[Start]
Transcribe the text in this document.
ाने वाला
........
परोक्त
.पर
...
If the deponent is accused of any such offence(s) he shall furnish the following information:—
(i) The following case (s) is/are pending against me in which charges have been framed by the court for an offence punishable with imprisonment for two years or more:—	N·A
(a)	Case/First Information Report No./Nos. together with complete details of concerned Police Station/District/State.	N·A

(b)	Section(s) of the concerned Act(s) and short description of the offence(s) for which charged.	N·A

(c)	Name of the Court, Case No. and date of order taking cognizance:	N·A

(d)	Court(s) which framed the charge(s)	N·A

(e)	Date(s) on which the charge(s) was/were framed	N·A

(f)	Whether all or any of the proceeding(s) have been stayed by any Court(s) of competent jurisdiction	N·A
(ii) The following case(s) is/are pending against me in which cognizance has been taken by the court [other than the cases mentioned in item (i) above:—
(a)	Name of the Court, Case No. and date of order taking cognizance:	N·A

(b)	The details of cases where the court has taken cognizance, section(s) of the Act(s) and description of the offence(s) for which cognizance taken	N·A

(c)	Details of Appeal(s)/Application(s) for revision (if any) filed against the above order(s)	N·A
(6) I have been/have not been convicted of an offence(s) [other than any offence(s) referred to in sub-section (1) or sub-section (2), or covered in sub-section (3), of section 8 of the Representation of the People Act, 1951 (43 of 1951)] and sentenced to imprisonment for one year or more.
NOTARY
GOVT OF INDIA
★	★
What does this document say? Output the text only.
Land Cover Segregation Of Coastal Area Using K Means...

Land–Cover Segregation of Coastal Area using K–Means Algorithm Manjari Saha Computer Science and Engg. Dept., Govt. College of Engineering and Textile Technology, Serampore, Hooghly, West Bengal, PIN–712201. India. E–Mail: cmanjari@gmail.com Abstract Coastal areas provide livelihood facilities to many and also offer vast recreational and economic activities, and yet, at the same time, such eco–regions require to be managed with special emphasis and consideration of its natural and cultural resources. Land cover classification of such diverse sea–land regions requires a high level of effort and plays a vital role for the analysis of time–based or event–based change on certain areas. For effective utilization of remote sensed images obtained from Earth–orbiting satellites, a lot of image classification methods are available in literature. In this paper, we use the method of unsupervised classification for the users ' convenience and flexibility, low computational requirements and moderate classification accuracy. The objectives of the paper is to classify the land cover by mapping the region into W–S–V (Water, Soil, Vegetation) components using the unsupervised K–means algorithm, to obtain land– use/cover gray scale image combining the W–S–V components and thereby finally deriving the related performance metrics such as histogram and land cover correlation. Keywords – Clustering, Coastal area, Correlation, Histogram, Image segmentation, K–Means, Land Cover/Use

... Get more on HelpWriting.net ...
[End]
▸ **THE EXERCISE**:
Each line must be given again exactly as written above.

▸ **FINISHED TASK**:
Transcribe the text in this document.
ाने वाला
........
परोक्त
.पर
...
If the deponent is accused of any such offence(s) he shall furnish the following information:—
(i) The following case (s) is/are pending against me in which charges have been framed by the court for an offence punishable with imprisonment for two years or more:—	N·A
(a)	Case/First Information Report No./Nos. together with complete details of concerned Police Station/District/State.	N·A

(b)	Section(s) of the concerned Act(s) and short description of the offence(s) for which charged.	N·A

(c)	Name of the Court, Case No. and date of order taking cognizance:	N·A

(d)	Court(s) which framed the charge(s)	N·A

(e)	Date(s) on which the charge(s) was/were framed	N·A

(f)	Whether all or any of the proceeding(s) have been stayed by any Court(s) of competent jurisdiction	N·A
(ii) The following case(s) is/are pending against me in which cognizance has been taken by the court [other than the cases mentioned in item (i) above:—
(a)	Name of the Court, Case No. and date of order taking cognizance:	N·A

(b)	The details of cases where the court has taken cognizance, section(s) of the Act(s) and description of the offence(s) for which cognizance taken	N·A

(c)	Details of Appeal(s)/Application(s) for revision (if any) filed against the above order(s)	N·A
(6) I have been/have not been convicted of an offence(s) [other than any offence(s) referred to in sub-section (1) or sub-section (2), or covered in sub-section (3), of section 8 of the Representation of the People Act, 1951 (43 of 1951)] and sentenced to imprisonment for one year or more.
NOTARY
GOVT OF INDIA
★	★
What does this document say? Output the text only.
Land Cover Segregation Of Coastal Area Using K Means...

Land–Cover Segregation of Coastal Area using K–Means Algorithm Manjari Saha Computer Science and Engg. Dept., Govt. College of Engineering and Textile Technology, Serampore, Hooghly, West Bengal, PIN–712201. India. E–Mail: cmanjari@gmail.com Abstract Coastal areas provide livelihood facilities to many and also offer vast recreational and economic activities, and yet, at the same time, such eco–regions require to be managed with special emphasis and consideration of its natural and cultural resources. Land cover classification of such diverse sea–land regions requires a high level of effort and plays a vital role for the analysis of time–based or event–based change on certain areas. For effective utilization of remote sensed images obtained from Earth–orbiting satellites, a lot of image classification methods are available in literature. In this paper, we use the method of unsupervised classification for the users ' convenience and flexibility, low computational requirements and moderate classification accuracy. The objectives of the paper is to classify the land cover by mapping the region into W–S–V (Water, Soil, Vegetation) components using the unsupervised K–means algorithm, to obtain land– use/cover gray scale image combining the W–S–V components and thereby finally deriving the related performance metrics such as histogram and land cover correlation. Keywords – Clustering, Coastal area, Correlation, Histogram, Image segmentation, K–Means, Land Cover/Use

... Get more on HelpWriting.net ...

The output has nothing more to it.